● **What to produce**:
Pick out every line in the data below that holds "path".

* * * * *

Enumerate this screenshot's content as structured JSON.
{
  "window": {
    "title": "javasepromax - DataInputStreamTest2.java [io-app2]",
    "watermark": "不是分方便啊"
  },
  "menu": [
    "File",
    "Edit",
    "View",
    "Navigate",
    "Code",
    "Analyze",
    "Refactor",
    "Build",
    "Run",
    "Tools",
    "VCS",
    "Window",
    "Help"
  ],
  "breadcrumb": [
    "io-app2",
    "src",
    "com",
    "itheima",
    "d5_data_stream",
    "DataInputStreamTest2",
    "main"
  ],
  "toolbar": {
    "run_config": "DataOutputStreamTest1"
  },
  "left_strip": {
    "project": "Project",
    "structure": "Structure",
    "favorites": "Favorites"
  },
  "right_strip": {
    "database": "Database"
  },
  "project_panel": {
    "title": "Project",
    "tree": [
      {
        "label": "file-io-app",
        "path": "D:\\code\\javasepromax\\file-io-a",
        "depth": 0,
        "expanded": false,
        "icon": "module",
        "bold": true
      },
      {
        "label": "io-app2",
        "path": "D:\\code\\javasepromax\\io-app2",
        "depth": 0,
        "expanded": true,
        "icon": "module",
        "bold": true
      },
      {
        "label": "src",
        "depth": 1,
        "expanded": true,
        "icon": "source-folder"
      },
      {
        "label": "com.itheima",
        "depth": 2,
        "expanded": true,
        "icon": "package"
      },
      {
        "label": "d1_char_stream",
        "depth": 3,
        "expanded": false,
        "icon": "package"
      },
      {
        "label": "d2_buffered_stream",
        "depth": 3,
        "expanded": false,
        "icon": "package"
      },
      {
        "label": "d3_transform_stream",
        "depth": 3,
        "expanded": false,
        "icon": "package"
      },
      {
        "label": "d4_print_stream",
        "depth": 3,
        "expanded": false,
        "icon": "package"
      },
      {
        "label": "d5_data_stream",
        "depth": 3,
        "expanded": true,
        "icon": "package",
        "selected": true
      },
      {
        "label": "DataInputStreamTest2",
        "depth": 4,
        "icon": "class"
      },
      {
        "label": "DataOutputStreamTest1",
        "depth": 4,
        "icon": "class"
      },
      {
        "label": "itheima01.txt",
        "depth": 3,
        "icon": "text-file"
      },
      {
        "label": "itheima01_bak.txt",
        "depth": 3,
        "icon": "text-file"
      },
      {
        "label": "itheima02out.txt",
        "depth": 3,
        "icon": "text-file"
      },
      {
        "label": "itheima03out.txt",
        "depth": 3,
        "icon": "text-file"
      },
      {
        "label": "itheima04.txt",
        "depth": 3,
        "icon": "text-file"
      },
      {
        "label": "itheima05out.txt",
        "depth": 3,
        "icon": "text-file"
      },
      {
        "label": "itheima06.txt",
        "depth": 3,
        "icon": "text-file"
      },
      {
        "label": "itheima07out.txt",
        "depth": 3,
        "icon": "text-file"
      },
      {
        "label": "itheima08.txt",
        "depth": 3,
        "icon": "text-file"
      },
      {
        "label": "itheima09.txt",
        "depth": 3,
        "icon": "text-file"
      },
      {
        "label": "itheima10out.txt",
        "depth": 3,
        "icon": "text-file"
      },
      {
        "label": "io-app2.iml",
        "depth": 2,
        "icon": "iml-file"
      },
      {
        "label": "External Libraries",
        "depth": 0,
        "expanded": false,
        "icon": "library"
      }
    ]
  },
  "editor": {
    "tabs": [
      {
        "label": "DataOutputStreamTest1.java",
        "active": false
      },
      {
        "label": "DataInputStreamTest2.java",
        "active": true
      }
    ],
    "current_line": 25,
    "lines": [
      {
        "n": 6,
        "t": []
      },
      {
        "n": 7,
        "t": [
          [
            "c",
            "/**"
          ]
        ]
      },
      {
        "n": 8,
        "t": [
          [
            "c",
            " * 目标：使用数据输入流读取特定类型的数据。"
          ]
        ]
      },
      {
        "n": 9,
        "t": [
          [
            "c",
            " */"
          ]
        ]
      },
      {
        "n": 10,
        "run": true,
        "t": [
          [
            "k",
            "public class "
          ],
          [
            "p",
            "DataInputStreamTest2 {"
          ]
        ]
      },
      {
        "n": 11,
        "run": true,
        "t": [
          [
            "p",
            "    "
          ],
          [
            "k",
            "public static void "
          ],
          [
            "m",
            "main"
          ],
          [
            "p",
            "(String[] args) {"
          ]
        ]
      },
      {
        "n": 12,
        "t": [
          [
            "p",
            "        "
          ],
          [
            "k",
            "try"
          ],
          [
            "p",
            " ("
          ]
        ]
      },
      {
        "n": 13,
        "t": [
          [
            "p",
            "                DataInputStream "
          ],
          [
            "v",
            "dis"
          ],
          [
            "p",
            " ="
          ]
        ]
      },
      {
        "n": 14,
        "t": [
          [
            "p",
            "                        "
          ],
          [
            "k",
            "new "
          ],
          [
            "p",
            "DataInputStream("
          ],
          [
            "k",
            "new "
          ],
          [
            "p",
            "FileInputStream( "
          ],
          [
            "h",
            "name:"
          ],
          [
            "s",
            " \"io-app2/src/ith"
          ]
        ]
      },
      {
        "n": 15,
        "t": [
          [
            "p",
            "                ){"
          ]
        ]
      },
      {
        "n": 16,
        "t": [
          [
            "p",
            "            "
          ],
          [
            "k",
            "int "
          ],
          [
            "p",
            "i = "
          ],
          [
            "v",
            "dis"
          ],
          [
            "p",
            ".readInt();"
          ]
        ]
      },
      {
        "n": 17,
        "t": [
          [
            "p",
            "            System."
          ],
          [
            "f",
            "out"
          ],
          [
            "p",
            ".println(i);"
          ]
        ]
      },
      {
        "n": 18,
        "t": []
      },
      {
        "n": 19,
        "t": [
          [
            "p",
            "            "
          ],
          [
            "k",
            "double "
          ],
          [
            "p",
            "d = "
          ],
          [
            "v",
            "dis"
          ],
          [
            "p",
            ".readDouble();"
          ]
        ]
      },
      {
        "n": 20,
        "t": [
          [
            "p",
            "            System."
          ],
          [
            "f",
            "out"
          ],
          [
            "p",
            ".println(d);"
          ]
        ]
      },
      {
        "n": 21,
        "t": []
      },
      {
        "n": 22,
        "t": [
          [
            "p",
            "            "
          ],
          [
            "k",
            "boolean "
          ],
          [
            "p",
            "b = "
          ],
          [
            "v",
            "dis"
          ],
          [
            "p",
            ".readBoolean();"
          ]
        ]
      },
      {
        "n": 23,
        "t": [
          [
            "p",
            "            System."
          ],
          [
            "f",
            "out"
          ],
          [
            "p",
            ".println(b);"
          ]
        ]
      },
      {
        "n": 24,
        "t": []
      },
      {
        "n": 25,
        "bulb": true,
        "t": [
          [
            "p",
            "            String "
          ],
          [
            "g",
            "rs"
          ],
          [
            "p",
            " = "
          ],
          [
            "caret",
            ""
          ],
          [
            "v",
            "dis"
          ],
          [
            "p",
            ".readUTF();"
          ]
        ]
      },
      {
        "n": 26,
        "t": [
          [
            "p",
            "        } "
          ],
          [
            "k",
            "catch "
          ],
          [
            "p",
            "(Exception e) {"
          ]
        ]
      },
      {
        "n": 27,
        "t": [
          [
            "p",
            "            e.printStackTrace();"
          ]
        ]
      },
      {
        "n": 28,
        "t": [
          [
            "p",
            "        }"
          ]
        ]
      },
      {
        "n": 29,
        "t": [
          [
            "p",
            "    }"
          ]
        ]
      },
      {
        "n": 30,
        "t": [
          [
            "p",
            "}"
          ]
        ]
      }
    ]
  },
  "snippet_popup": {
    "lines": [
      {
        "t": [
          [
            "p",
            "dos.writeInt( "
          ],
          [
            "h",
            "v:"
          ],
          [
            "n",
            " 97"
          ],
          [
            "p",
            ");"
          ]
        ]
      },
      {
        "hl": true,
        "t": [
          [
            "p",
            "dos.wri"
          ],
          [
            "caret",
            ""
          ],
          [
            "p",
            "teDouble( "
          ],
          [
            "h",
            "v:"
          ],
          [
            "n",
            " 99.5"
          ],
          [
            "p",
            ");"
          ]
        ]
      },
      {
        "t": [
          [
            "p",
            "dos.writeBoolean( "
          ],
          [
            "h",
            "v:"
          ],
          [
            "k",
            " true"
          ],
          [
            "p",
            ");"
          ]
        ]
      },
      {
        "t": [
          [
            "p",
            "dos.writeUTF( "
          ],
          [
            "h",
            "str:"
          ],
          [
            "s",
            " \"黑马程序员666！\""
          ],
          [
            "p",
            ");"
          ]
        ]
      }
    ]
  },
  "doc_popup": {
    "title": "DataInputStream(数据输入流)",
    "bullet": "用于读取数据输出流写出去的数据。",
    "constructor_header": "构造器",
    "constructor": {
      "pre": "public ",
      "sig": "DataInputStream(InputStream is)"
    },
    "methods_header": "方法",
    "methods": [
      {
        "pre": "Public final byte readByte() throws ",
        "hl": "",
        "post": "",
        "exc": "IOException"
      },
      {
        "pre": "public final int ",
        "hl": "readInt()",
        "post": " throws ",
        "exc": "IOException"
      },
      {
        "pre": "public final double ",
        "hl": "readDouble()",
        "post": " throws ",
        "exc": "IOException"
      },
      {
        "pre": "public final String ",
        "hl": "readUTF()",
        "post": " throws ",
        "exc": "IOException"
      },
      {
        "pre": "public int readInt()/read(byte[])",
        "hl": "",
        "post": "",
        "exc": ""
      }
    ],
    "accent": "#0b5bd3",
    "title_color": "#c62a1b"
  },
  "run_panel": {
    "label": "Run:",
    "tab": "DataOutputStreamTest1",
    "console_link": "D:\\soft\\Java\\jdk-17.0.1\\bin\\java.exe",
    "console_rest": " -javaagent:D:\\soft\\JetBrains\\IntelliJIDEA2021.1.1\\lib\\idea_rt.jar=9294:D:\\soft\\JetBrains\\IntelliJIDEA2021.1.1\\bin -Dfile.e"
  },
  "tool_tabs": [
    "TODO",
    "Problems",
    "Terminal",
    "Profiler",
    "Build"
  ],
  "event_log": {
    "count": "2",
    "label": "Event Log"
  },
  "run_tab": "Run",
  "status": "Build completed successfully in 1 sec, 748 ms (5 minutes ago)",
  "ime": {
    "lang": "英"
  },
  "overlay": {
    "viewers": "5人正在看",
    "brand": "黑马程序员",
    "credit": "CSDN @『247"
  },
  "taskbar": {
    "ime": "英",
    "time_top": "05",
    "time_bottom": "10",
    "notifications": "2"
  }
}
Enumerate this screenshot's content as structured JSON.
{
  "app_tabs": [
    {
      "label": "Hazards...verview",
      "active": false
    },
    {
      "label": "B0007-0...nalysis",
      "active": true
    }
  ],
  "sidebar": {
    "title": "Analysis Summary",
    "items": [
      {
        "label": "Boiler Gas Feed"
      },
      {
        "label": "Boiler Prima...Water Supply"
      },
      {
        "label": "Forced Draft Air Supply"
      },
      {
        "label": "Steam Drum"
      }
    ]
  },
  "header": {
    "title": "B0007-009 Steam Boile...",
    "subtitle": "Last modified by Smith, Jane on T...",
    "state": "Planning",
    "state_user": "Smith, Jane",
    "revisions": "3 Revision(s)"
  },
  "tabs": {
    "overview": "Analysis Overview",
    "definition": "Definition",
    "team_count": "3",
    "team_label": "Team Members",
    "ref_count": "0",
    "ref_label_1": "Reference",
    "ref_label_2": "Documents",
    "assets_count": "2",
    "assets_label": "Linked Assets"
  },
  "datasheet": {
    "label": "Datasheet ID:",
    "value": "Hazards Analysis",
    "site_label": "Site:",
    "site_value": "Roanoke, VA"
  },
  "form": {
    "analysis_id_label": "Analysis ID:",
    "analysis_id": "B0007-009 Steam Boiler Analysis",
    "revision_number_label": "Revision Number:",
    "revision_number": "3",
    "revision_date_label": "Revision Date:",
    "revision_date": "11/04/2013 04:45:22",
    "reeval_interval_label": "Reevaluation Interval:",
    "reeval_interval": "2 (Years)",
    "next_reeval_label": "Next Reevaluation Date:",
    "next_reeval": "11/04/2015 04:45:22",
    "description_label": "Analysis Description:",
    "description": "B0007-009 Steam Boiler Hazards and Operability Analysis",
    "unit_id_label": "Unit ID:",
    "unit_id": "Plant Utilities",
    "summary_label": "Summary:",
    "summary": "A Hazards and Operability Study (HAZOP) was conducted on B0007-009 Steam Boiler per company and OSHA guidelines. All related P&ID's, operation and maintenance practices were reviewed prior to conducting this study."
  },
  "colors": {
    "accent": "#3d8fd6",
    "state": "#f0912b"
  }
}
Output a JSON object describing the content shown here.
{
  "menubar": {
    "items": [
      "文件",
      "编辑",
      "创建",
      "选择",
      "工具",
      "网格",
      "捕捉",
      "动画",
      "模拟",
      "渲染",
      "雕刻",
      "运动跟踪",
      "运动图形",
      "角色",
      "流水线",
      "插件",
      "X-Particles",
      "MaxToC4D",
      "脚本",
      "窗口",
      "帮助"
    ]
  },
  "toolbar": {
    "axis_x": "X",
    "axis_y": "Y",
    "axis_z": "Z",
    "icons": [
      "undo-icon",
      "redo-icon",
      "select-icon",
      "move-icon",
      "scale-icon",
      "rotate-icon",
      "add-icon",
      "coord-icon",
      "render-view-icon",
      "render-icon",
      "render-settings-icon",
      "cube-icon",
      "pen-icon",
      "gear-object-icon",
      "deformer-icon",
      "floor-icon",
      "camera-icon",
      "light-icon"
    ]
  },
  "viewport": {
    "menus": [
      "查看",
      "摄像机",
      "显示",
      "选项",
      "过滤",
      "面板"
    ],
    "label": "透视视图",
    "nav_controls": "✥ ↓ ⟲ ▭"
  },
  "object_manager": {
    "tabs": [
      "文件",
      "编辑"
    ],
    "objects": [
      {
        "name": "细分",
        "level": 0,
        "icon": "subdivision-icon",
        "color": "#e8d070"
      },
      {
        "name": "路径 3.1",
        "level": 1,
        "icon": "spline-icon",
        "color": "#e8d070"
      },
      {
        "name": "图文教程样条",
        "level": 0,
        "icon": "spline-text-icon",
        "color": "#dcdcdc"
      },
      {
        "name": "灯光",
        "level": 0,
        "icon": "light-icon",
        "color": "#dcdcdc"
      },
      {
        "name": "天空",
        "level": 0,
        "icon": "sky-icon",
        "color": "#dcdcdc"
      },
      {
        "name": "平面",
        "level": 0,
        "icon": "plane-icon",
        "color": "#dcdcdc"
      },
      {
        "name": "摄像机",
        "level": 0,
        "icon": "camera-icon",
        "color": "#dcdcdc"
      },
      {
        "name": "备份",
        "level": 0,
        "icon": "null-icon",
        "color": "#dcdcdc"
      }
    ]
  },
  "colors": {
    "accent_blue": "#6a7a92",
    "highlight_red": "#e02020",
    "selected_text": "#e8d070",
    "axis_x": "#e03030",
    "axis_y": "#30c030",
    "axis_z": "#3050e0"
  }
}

* * * * *

● **The result**:
        "path": "D:\\code\\javasepromax\\file-io-a",
        "path": "D:\\code\\javasepromax\\io-app2",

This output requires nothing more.